# EXERCISE DIRECTIONS
Check every line of the entries for "айлык", and copy the lines that hold it.

[START EXERCISE DATA]

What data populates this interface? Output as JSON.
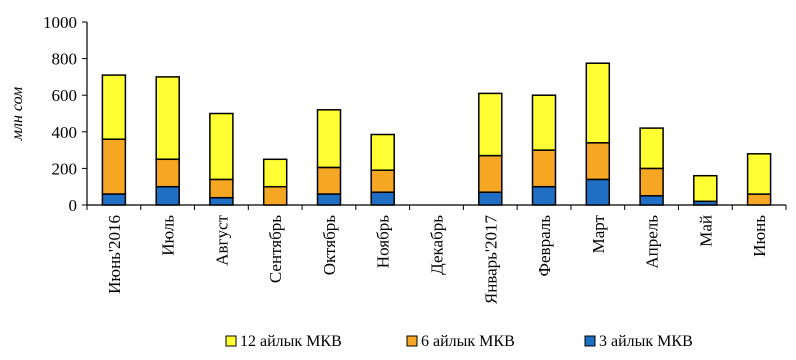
{
  "chart_data": {
    "type": "bar",
    "stacked": true,
    "categories": [
      "Июнь'2016",
      "Июль",
      "Август",
      "Сентябрь",
      "Октябрь",
      "Ноябрь",
      "Декабрь",
      "Январь'2017",
      "Февраль",
      "Март",
      "Апрель",
      "Май",
      "Июнь"
    ],
    "series": [
      {
        "name": "3 айлык МКВ",
        "color": "#1f6fc5",
        "values": [
          60,
          100,
          40,
          0,
          60,
          70,
          0,
          70,
          100,
          140,
          50,
          20,
          0
        ]
      },
      {
        "name": "6 айлык МКВ",
        "color": "#f5a623",
        "values": [
          300,
          150,
          100,
          100,
          145,
          120,
          0,
          200,
          200,
          200,
          150,
          0,
          60
        ]
      },
      {
        "name": "12 айлык МКВ",
        "color": "#ffff33",
        "values": [
          350,
          450,
          360,
          150,
          315,
          195,
          0,
          340,
          300,
          435,
          220,
          140,
          220
        ]
      }
    ],
    "legend_order": [
      "12 айлык МКВ",
      "6 айлык МКВ",
      "3 айлык МКВ"
    ],
    "ylabel": "млн сом",
    "xlabel": "",
    "title": "",
    "ylim": [
      0,
      1000
    ],
    "yticks": [
      0,
      200,
      400,
      600,
      800,
      1000
    ],
    "grid": false,
    "legend_position": "bottom"
  }
}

[END EXERCISE DATA]

# EXERCISE OUTPUT
        "name": "3 айлык МКВ",
        "name": "6 айлык МКВ",
        "name": "12 айлык МКВ",
      "12 айлык МКВ",
      "6 айлык МКВ",
      "3 айлык МКВ"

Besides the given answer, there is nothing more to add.